### Directive
Restate the entries word for word, omitting nothing.

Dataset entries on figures
+ + + + + + +

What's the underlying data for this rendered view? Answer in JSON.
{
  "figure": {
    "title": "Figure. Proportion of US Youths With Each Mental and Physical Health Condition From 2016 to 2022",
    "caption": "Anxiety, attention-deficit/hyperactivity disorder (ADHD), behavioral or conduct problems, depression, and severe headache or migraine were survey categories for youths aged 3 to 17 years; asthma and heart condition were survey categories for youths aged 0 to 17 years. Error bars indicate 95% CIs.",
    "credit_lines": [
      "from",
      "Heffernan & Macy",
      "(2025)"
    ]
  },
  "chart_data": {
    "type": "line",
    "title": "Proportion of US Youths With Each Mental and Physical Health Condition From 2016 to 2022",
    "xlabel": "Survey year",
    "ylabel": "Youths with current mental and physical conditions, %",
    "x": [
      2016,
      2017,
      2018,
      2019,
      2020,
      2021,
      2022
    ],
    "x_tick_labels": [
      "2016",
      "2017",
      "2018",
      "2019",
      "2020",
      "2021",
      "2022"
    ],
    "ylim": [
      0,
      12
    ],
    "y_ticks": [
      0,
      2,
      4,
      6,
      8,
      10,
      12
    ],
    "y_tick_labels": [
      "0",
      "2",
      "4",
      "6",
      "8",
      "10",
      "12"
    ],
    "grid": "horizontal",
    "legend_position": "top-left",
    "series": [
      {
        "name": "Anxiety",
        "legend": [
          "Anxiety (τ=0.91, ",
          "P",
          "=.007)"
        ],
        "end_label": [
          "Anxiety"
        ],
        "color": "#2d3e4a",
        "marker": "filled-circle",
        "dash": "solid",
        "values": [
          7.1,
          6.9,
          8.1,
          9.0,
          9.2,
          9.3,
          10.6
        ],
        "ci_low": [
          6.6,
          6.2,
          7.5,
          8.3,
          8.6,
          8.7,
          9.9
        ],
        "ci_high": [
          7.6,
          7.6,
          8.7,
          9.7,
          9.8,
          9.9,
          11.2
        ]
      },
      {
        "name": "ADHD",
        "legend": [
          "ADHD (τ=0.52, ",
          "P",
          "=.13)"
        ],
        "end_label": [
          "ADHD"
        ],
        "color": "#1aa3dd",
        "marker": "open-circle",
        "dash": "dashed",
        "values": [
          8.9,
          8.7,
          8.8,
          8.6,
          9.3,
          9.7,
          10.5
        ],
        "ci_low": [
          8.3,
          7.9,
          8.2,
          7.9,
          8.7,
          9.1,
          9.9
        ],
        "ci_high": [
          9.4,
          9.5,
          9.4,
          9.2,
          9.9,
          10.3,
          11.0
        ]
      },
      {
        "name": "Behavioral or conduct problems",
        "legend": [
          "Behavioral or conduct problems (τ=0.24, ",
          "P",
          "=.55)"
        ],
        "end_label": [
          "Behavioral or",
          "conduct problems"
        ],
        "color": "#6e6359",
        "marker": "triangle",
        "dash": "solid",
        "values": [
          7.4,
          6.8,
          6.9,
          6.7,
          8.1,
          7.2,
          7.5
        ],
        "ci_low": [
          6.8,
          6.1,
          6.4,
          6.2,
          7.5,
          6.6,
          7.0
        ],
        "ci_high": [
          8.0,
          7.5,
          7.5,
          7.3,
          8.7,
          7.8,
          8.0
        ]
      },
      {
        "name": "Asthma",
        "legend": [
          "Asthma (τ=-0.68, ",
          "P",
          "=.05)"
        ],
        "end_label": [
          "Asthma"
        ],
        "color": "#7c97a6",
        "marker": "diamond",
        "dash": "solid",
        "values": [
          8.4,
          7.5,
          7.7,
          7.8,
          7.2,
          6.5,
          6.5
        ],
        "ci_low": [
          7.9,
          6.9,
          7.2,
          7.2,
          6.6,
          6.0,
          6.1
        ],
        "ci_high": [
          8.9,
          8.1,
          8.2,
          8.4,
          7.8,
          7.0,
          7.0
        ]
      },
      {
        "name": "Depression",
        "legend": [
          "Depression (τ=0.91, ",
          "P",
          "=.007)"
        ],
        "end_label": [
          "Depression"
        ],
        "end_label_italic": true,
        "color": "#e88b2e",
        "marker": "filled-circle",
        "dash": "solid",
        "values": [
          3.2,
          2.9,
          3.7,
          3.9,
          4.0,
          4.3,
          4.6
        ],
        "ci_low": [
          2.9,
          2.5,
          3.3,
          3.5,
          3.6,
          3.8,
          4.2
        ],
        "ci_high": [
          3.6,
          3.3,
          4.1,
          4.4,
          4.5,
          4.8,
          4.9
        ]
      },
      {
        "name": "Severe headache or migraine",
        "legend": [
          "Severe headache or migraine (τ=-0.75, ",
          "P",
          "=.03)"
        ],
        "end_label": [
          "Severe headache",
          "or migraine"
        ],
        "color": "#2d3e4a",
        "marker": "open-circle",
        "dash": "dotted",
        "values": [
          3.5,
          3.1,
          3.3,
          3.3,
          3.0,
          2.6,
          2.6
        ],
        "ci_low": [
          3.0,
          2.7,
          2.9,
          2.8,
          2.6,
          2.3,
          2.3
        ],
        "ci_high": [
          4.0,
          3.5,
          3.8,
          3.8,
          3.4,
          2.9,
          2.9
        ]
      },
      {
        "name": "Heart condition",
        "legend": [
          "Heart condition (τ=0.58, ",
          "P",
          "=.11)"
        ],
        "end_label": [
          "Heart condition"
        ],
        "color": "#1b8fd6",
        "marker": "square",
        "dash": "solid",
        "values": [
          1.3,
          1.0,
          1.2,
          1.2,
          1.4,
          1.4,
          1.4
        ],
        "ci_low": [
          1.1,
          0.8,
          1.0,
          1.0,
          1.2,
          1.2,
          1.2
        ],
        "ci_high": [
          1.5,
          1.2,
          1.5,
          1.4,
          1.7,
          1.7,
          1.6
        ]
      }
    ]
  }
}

+ + + + + + +

### Complete output
What's the underlying data for this rendered view? Answer in JSON.
{
  "figure": {
    "title": "Figure. Proportion of US Youths With Each Mental and Physical Health Condition From 2016 to 2022",
    "caption": "Anxiety, attention-deficit/hyperactivity disorder (ADHD), behavioral or conduct problems, depression, and severe headache or migraine were survey categories for youths aged 3 to 17 years; asthma and heart condition were survey categories for youths aged 0 to 17 years. Error bars indicate 95% CIs.",
    "credit_lines": [
      "from",
      "Heffernan & Macy",
      "(2025)"
    ]
  },
  "chart_data": {
    "type": "line",
    "title": "Proportion of US Youths With Each Mental and Physical Health Condition From 2016 to 2022",
    "xlabel": "Survey year",
    "ylabel": "Youths with current mental and physical conditions, %",
    "x": [
      2016,
      2017,
      2018,
      2019,
      2020,
      2021,
      2022
    ],
    "x_tick_labels": [
      "2016",
      "2017",
      "2018",
      "2019",
      "2020",
      "2021",
      "2022"
    ],
    "ylim": [
      0,
      12
    ],
    "y_ticks": [
      0,
      2,
      4,
      6,
      8,
      10,
      12
    ],
    "y_tick_labels": [
      "0",
      "2",
      "4",
      "6",
      "8",
      "10",
      "12"
    ],
    "grid": "horizontal",
    "legend_position": "top-left",
    "series": [
      {
        "name": "Anxiety",
        "legend": [
          "Anxiety (τ=0.91, ",
          "P",
          "=.007)"
        ],
        "end_label": [
          "Anxiety"
        ],
        "color": "#2d3e4a",
        "marker": "filled-circle",
        "dash": "solid",
        "values": [
          7.1,
          6.9,
          8.1,
          9.0,
          9.2,
          9.3,
          10.6
        ],
        "ci_low": [
          6.6,
          6.2,
          7.5,
          8.3,
          8.6,
          8.7,
          9.9
        ],
        "ci_high": [
          7.6,
          7.6,
          8.7,
          9.7,
          9.8,
          9.9,
          11.2
        ]
      },
      {
        "name": "ADHD",
        "legend": [
          "ADHD (τ=0.52, ",
          "P",
          "=.13)"
        ],
        "end_label": [
          "ADHD"
        ],
        "color": "#1aa3dd",
        "marker": "open-circle",
        "dash": "dashed",
        "values": [
          8.9,
          8.7,
          8.8,
          8.6,
          9.3,
          9.7,
          10.5
        ],
        "ci_low": [
          8.3,
          7.9,
          8.2,
          7.9,
          8.7,
          9.1,
          9.9
        ],
        "ci_high": [
          9.4,
          9.5,
          9.4,
          9.2,
          9.9,
          10.3,
          11.0
        ]
      },
      {
        "name": "Behavioral or conduct problems",
        "legend": [
          "Behavioral or conduct problems (τ=0.24, ",
          "P",
          "=.55)"
        ],
        "end_label": [
          "Behavioral or",
          "conduct problems"
        ],
        "color": "#6e6359",
        "marker": "triangle",
        "dash": "solid",
        "values": [
          7.4,
          6.8,
          6.9,
          6.7,
          8.1,
          7.2,
          7.5
        ],
        "ci_low": [
          6.8,
          6.1,
          6.4,
          6.2,
          7.5,
          6.6,
          7.0
        ],
        "ci_high": [
          8.0,
          7.5,
          7.5,
          7.3,
          8.7,
          7.8,
          8.0
        ]
      },
      {
        "name": "Asthma",
        "legend": [
          "Asthma (τ=-0.68, ",
          "P",
          "=.05)"
        ],
        "end_label": [
          "Asthma"
        ],
        "color": "#7c97a6",
        "marker": "diamond",
        "dash": "solid",
        "values": [
          8.4,
          7.5,
          7.7,
          7.8,
          7.2,
          6.5,
          6.5
        ],
        "ci_low": [
          7.9,
          6.9,
          7.2,
          7.2,
          6.6,
          6.0,
          6.1
        ],
        "ci_high": [
          8.9,
          8.1,
          8.2,
          8.4,
          7.8,
          7.0,
          7.0
        ]
      },
      {
        "name": "Depression",
        "legend": [
          "Depression (τ=0.91, ",
          "P",
          "=.007)"
        ],
        "end_label": [
          "Depression"
        ],
        "end_label_italic": true,
        "color": "#e88b2e",
        "marker": "filled-circle",
        "dash": "solid",
        "values": [
          3.2,
          2.9,
          3.7,
          3.9,
          4.0,
          4.3,
          4.6
        ],
        "ci_low": [
          2.9,
          2.5,
          3.3,
          3.5,
          3.6,
          3.8,
          4.2
        ],
        "ci_high": [
          3.6,
          3.3,
          4.1,
          4.4,
          4.5,
          4.8,
          4.9
        ]
      },
      {
        "name": "Severe headache or migraine",
        "legend": [
          "Severe headache or migraine (τ=-0.75, ",
          "P",
          "=.03)"
        ],
        "end_label": [
          "Severe headache",
          "or migraine"
        ],
        "color": "#2d3e4a",
        "marker": "open-circle",
        "dash": "dotted",
        "values": [
          3.5,
          3.1,
          3.3,
          3.3,
          3.0,
          2.6,
          2.6
        ],
        "ci_low": [
          3.0,
          2.7,
          2.9,
          2.8,
          2.6,
          2.3,
          2.3
        ],
        "ci_high": [
          4.0,
          3.5,
          3.8,
          3.8,
          3.4,
          2.9,
          2.9
        ]
      },
      {
        "name": "Heart condition",
        "legend": [
          "Heart condition (τ=0.58, ",
          "P",
          "=.11)"
        ],
        "end_label": [
          "Heart condition"
        ],
        "color": "#1b8fd6",
        "marker": "square",
        "dash": "solid",
        "values": [
          1.3,
          1.0,
          1.2,
          1.2,
          1.4,
          1.4,
          1.4
        ],
        "ci_low": [
          1.1,
          0.8,
          1.0,
          1.0,
          1.2,
          1.2,
          1.2
        ],
        "ci_high": [
          1.5,
          1.2,
          1.5,
          1.4,
          1.7,
          1.7,
          1.6
        ]
      }
    ]
  }
}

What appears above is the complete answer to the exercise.